THE REQUEST -
Pictures aside, repeat every entry exactly.

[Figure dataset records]
· · ·

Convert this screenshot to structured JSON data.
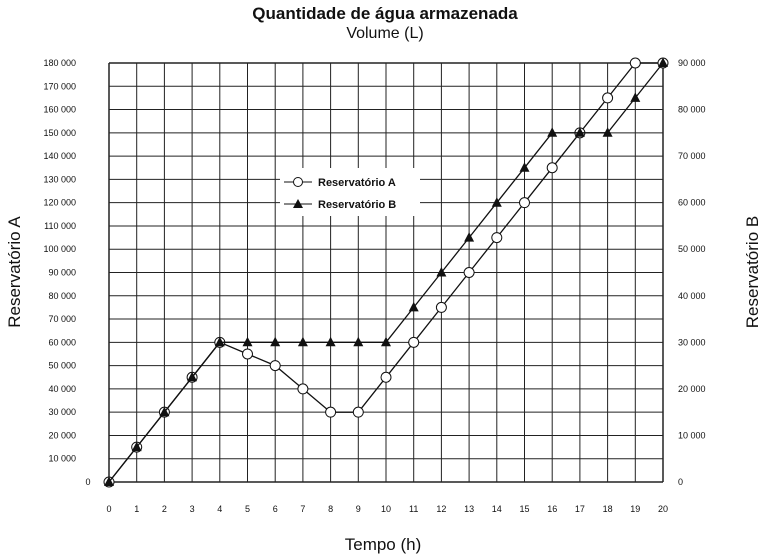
{
  "chart_data": {
    "type": "line",
    "title": "Quantidade de água armazenada",
    "subtitle": "Volume (L)",
    "xlabel": "Tempo (h)",
    "ylabel_left": "Reservatório A",
    "ylabel_right": "Reservatório B",
    "x": [
      0,
      1,
      2,
      3,
      4,
      5,
      6,
      7,
      8,
      9,
      10,
      11,
      12,
      13,
      14,
      15,
      16,
      17,
      18,
      19,
      20
    ],
    "x_tick_labels": [
      "0",
      "1",
      "2",
      "3",
      "4",
      "5",
      "6",
      "7",
      "8",
      "9",
      "10",
      "11",
      "12",
      "13",
      "14",
      "15",
      "16",
      "17",
      "18",
      "19",
      "20"
    ],
    "ylim_left": [
      0,
      180000
    ],
    "ylim_right": [
      0,
      90000
    ],
    "y_left_tick_labels": [
      "0",
      "10 000",
      "20 000",
      "30 000",
      "40 000",
      "50 000",
      "60 000",
      "70 000",
      "80 000",
      "90 000",
      "100 000",
      "110 000",
      "120 000",
      "130 000",
      "140 000",
      "150 000",
      "160 000",
      "170 000",
      "180 000"
    ],
    "y_right_tick_labels": [
      "0",
      "10 000",
      "20 000",
      "30 000",
      "40 000",
      "50 000",
      "60 000",
      "70 000",
      "80 000",
      "90 000"
    ],
    "grid": true,
    "legend_position": "upper-center",
    "series": [
      {
        "name": "Reservatório A",
        "axis": "left",
        "marker": "open-circle",
        "values": [
          0,
          15000,
          30000,
          45000,
          60000,
          55000,
          50000,
          40000,
          30000,
          30000,
          45000,
          60000,
          75000,
          90000,
          105000,
          120000,
          135000,
          150000,
          165000,
          180000,
          180000
        ]
      },
      {
        "name": "Reservatório B",
        "axis": "right",
        "marker": "filled-triangle",
        "values": [
          0,
          7500,
          15000,
          22500,
          30000,
          30000,
          30000,
          30000,
          30000,
          30000,
          30000,
          37500,
          45000,
          52500,
          60000,
          67500,
          75000,
          75000,
          75000,
          82500,
          90000
        ]
      }
    ]
  }
}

· · ·

WRITTEN RESPONSE -
Convert this screenshot to structured JSON data.
{
  "chart_data": {
    "type": "line",
    "title": "Quantidade de água armazenada",
    "subtitle": "Volume (L)",
    "xlabel": "Tempo (h)",
    "ylabel_left": "Reservatório A",
    "ylabel_right": "Reservatório B",
    "x": [
      0,
      1,
      2,
      3,
      4,
      5,
      6,
      7,
      8,
      9,
      10,
      11,
      12,
      13,
      14,
      15,
      16,
      17,
      18,
      19,
      20
    ],
    "x_tick_labels": [
      "0",
      "1",
      "2",
      "3",
      "4",
      "5",
      "6",
      "7",
      "8",
      "9",
      "10",
      "11",
      "12",
      "13",
      "14",
      "15",
      "16",
      "17",
      "18",
      "19",
      "20"
    ],
    "ylim_left": [
      0,
      180000
    ],
    "ylim_right": [
      0,
      90000
    ],
    "y_left_tick_labels": [
      "0",
      "10 000",
      "20 000",
      "30 000",
      "40 000",
      "50 000",
      "60 000",
      "70 000",
      "80 000",
      "90 000",
      "100 000",
      "110 000",
      "120 000",
      "130 000",
      "140 000",
      "150 000",
      "160 000",
      "170 000",
      "180 000"
    ],
    "y_right_tick_labels": [
      "0",
      "10 000",
      "20 000",
      "30 000",
      "40 000",
      "50 000",
      "60 000",
      "70 000",
      "80 000",
      "90 000"
    ],
    "grid": true,
    "legend_position": "upper-center",
    "series": [
      {
        "name": "Reservatório A",
        "axis": "left",
        "marker": "open-circle",
        "values": [
          0,
          15000,
          30000,
          45000,
          60000,
          55000,
          50000,
          40000,
          30000,
          30000,
          45000,
          60000,
          75000,
          90000,
          105000,
          120000,
          135000,
          150000,
          165000,
          180000,
          180000
        ]
      },
      {
        "name": "Reservatório B",
        "axis": "right",
        "marker": "filled-triangle",
        "values": [
          0,
          7500,
          15000,
          22500,
          30000,
          30000,
          30000,
          30000,
          30000,
          30000,
          30000,
          37500,
          45000,
          52500,
          60000,
          67500,
          75000,
          75000,
          75000,
          82500,
          90000
        ]
      }
    ]
  }
}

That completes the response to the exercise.